*ページ抜粋:*
──────────
どういうことでしょうか。森田先生の言動から考えてみましょう。
この部分の内容は森田理論全体像の1、「生の欲望の発揮」に含まれています。

(内容説明)
森田先生のお話をいくつか紹介しましょう。
★森田先生がよく臨済録から引用されている一文は次の言葉です。
「心は万境に随って転ず、転ずる処、実に能く幽なり。流れに随って性を認得すれば無喜亦無憂なり」
とらわれのない心のままであるならば、万境にしたがって、心は刻々に流転してとどまるところがない。

その流転していくままの姿が心の本来性であることを認得するならば、喜びも悲しみも超越することができる。

不安、恐怖、違和感、不快感などにいちいち深く関わりあってはいけない。
その時一瞬は関わりあっても、谷川を流れる水のように、絶えず流していくことが大切である。
それが城のお堀の水のように淀んでしまうと、雑菌や藻が繁殖して、最後には魚の住めないような状態になってしまう。
諸行無常、変化流転の世界観が森田の考え方なのである。

★眠くなった時はケースバイケースで対応すればよい。
時と場合に応じていろんなケースがある。その時と場合に合わせることが大切である。
第1に、一人で用事もない時にはちょっと横になって寝る。
第2に、お通夜とか説教を聞くとかいう時で眠い時は、周囲の人に無作法にならぬように、眠りながら起きているふりをする工夫をする。
第3に、例えば電車を待つ時、急ぐ調べ物をする時などには、眠り込んでは都合が悪いから、外を歩き、その近辺を見物するなり何かをする。そうすれば気が変わって目が覚める。
無理に座っていて目を覚ますことは難しい。


体操の時の休めの姿勢。片足で全身の体重を支え、他の方の足を浮かして、つま先を軽く地に触れている態度をとると周囲の変化に対して、迅速に適切に反応することができる。
森田先生曰く。「わしは、電車の中で立っているときには、体操のときの休めの姿勢をとっている。つまり両足を開き、片足に全身の重みをかけ、他の方の足は浮かして、その足先で軽く床に触れるようにしている。これは不安定の姿勢であるが、この姿勢でいるときは、浮かした方の足先で鋭敏に体の動揺を感ずることができ、周囲の変化にたいして最も迅速に、しかも適切に反応することができる。それは不安定の姿勢の上に立って、しかも自然の心にしたがい、どこにも固着することがないからだ」
──────────
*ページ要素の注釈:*
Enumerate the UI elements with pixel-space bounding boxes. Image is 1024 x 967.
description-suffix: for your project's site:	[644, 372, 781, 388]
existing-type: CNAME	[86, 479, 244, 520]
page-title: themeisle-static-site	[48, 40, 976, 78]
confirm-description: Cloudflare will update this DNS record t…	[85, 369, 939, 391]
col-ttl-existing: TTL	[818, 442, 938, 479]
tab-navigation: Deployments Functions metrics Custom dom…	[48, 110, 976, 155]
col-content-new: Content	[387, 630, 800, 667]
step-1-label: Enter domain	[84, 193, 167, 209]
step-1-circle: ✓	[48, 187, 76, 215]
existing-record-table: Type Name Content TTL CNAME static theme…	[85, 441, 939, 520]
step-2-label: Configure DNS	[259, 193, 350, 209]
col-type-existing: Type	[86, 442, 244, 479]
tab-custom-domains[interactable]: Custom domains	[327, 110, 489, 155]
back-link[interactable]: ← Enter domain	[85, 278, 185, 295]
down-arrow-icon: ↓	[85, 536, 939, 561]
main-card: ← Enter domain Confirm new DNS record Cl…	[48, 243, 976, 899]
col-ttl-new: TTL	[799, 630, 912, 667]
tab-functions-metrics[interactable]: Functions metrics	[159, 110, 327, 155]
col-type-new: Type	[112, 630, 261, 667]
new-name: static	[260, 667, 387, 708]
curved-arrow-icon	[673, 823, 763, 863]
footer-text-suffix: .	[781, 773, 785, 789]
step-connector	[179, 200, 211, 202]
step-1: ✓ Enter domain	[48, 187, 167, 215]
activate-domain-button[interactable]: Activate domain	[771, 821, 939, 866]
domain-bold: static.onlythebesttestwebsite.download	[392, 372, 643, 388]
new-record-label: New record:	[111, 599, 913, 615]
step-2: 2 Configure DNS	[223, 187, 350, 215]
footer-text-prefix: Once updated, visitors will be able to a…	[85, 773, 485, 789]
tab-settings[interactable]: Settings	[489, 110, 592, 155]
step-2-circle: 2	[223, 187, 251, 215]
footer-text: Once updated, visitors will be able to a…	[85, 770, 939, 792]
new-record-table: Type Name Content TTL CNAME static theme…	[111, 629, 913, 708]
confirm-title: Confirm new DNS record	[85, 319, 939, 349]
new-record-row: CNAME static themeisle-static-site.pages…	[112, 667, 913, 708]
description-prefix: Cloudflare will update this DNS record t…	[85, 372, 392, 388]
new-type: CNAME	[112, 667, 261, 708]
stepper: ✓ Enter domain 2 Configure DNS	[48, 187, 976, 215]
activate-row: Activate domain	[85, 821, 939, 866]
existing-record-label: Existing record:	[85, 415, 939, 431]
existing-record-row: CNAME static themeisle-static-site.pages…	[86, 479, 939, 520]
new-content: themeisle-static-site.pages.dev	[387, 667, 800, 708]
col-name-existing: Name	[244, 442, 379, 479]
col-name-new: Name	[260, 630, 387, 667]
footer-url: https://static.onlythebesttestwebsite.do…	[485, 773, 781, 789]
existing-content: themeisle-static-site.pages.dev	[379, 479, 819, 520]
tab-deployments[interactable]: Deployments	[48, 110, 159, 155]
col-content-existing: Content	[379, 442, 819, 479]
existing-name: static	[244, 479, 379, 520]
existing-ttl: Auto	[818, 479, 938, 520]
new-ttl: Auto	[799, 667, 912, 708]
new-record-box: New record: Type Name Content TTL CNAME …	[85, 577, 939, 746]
──────────
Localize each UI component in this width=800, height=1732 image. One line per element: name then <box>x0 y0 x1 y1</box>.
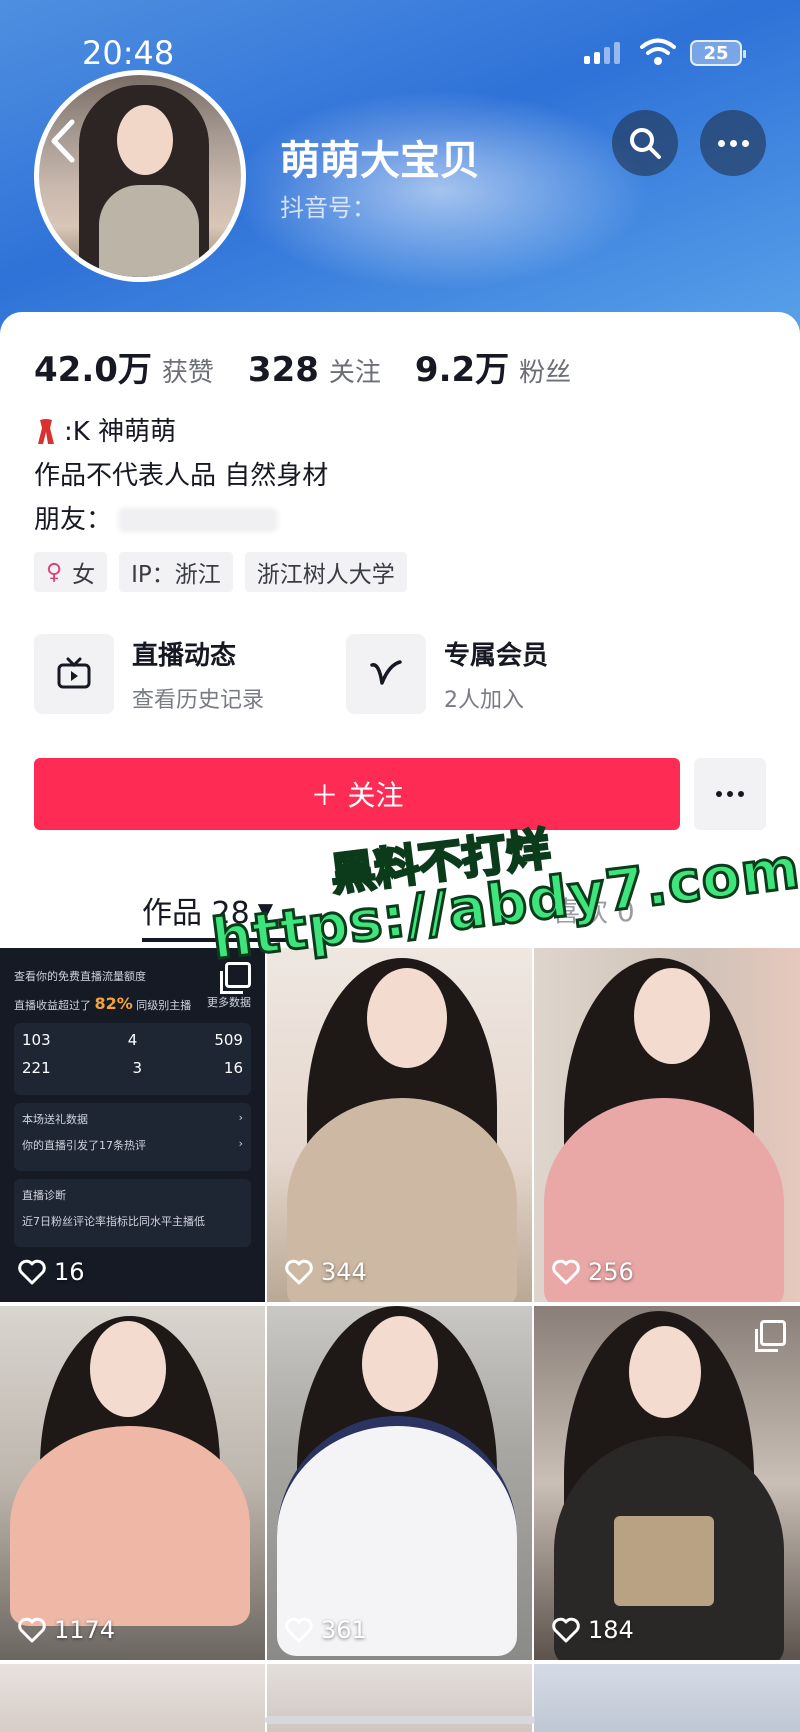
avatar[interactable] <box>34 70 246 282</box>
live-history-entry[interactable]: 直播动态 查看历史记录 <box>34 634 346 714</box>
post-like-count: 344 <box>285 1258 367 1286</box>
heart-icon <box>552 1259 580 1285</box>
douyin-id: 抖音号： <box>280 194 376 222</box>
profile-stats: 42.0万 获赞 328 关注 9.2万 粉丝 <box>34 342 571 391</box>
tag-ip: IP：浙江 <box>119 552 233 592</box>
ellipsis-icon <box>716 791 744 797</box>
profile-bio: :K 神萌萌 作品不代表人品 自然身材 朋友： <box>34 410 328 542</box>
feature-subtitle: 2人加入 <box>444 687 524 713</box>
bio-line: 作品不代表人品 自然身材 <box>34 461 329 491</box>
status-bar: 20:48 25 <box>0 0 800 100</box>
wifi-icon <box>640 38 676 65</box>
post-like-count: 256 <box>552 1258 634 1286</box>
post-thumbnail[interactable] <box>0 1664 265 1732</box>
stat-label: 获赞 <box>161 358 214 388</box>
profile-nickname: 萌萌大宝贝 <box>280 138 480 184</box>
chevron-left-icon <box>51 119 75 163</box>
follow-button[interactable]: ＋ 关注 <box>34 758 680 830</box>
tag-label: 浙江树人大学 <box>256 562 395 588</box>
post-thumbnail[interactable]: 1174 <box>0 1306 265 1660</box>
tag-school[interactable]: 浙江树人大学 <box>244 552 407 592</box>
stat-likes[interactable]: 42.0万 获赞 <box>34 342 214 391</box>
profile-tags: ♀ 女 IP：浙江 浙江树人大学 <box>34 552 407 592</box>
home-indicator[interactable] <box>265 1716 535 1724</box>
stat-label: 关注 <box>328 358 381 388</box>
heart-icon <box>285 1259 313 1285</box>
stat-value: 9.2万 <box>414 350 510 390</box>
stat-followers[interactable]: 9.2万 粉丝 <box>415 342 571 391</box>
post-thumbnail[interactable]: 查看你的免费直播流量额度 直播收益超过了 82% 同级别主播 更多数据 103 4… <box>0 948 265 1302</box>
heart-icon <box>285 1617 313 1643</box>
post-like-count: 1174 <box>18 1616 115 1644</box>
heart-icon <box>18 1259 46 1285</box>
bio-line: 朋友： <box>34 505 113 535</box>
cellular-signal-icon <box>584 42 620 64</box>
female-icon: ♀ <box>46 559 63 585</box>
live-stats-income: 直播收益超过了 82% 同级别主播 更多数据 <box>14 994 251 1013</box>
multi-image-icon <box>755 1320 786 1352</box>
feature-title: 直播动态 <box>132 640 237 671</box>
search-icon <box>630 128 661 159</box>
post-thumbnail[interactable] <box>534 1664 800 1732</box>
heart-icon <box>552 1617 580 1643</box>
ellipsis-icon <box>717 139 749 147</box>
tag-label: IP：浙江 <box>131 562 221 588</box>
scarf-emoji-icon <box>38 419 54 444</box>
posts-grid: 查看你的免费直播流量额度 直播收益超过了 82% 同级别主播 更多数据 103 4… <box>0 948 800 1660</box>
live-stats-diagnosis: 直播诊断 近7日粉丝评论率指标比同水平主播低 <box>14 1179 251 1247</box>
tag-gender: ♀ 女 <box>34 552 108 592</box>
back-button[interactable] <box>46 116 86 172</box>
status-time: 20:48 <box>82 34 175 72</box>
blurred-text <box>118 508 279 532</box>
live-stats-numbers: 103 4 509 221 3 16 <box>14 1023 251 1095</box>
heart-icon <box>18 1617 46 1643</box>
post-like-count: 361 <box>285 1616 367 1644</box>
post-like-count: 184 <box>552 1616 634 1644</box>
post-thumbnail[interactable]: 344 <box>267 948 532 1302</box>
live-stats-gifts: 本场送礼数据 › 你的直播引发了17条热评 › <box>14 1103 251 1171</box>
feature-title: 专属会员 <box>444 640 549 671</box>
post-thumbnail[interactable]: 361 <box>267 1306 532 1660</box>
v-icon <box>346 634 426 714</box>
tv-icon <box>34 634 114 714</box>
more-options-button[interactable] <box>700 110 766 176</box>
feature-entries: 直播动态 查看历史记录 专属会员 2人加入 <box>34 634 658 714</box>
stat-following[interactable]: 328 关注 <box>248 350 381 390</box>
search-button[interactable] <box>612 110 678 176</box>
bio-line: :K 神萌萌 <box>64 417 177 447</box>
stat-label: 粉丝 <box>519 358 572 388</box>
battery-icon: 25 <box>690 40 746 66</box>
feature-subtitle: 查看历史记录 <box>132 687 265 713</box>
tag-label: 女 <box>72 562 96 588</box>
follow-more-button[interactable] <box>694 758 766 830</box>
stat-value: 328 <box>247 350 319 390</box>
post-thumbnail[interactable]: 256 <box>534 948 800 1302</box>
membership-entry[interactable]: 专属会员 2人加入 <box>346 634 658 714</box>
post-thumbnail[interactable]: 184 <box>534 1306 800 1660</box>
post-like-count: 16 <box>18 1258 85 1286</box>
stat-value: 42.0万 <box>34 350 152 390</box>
──────────
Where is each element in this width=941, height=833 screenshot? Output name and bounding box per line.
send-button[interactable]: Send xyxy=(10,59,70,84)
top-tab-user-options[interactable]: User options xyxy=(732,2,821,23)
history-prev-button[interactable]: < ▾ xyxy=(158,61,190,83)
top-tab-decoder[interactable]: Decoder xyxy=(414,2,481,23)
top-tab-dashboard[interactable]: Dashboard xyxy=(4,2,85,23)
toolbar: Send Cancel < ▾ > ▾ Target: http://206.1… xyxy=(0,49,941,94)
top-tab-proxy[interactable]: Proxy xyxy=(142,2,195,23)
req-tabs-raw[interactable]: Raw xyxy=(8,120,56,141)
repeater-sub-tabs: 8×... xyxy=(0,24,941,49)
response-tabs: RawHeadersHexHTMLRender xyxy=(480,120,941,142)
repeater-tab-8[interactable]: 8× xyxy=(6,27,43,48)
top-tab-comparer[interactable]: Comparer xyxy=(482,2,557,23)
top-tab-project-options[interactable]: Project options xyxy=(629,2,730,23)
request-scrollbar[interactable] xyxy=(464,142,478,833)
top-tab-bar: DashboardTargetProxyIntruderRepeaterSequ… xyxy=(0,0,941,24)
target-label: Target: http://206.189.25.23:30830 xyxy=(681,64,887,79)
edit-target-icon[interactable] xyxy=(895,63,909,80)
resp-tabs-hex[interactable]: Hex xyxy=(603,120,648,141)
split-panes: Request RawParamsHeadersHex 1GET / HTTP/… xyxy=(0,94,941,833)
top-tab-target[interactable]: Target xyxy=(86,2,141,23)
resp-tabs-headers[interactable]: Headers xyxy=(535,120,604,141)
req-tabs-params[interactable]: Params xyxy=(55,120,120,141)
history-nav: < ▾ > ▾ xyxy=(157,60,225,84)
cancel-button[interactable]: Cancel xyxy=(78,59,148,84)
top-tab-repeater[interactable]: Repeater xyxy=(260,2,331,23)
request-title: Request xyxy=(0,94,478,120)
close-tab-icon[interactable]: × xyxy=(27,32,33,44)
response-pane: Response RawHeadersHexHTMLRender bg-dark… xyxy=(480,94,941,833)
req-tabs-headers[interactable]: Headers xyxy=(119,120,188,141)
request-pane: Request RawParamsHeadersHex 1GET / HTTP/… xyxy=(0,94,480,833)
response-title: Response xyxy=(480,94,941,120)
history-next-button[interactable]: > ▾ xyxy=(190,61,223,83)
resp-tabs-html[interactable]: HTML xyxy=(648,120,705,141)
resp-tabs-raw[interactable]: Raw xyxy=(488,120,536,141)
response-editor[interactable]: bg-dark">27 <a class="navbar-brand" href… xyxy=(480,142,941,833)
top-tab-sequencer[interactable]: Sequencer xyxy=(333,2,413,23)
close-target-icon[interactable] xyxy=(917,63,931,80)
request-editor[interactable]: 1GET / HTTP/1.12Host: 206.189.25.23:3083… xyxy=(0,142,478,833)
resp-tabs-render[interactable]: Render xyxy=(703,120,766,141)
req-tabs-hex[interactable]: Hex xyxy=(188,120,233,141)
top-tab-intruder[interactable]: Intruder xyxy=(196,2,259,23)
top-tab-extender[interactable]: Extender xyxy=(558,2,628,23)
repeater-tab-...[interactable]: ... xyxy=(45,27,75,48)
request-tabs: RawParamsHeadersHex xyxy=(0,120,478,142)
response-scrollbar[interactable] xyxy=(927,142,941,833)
──────────
森田理論に関する上の抜粋をもとに、次の問いに答えよ。
1. 森田先生がよく一文を引用しているのは何という書物か。
2. 電車を待つ時に眠くなった場合は、どうするとよいとされているか。
3. 森田先生は電車の中で立っているとき、どのような姿勢をとっているか。

1. 臨済録
2. 外を歩き、その近辺を見物するなり何かをする。
3. 体操のときの休めの姿勢